## SOURCE MATERIAL:
☆ ☆ ☆ ☆
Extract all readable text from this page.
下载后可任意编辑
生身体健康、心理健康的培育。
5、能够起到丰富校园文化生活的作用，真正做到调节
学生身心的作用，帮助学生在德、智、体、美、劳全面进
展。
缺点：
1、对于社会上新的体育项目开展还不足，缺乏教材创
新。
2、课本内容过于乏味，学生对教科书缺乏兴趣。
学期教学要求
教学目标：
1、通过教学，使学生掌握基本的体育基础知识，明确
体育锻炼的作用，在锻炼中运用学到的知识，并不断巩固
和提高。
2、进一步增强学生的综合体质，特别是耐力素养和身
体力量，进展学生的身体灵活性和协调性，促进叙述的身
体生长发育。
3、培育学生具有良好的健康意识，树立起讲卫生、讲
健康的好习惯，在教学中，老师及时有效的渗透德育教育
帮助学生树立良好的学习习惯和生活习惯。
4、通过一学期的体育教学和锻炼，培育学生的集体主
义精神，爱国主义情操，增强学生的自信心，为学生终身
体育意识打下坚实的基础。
☆ ☆ ☆ ☆
## GOAL:
Each line must be given again exactly as written above.

## SOLUTION TO THIS TASK:
Extract all readable text from this page.
下载后可任意编辑
生身体健康、心理健康的培育。
5、能够起到丰富校园文化生活的作用，真正做到调节
学生身心的作用，帮助学生在德、智、体、美、劳全面进
展。
缺点：
1、对于社会上新的体育项目开展还不足，缺乏教材创
新。
2、课本内容过于乏味，学生对教科书缺乏兴趣。
学期教学要求
教学目标：
1、通过教学，使学生掌握基本的体育基础知识，明确
体育锻炼的作用，在锻炼中运用学到的知识，并不断巩固
和提高。
2、进一步增强学生的综合体质，特别是耐力素养和身
体力量，进展学生的身体灵活性和协调性，促进叙述的身
体生长发育。
3、培育学生具有良好的健康意识，树立起讲卫生、讲
健康的好习惯，在教学中，老师及时有效的渗透德育教育
帮助学生树立良好的学习习惯和生活习惯。
4、通过一学期的体育教学和锻炼，培育学生的集体主
义精神，爱国主义情操，增强学生的自信心，为学生终身
体育意识打下坚实的基础。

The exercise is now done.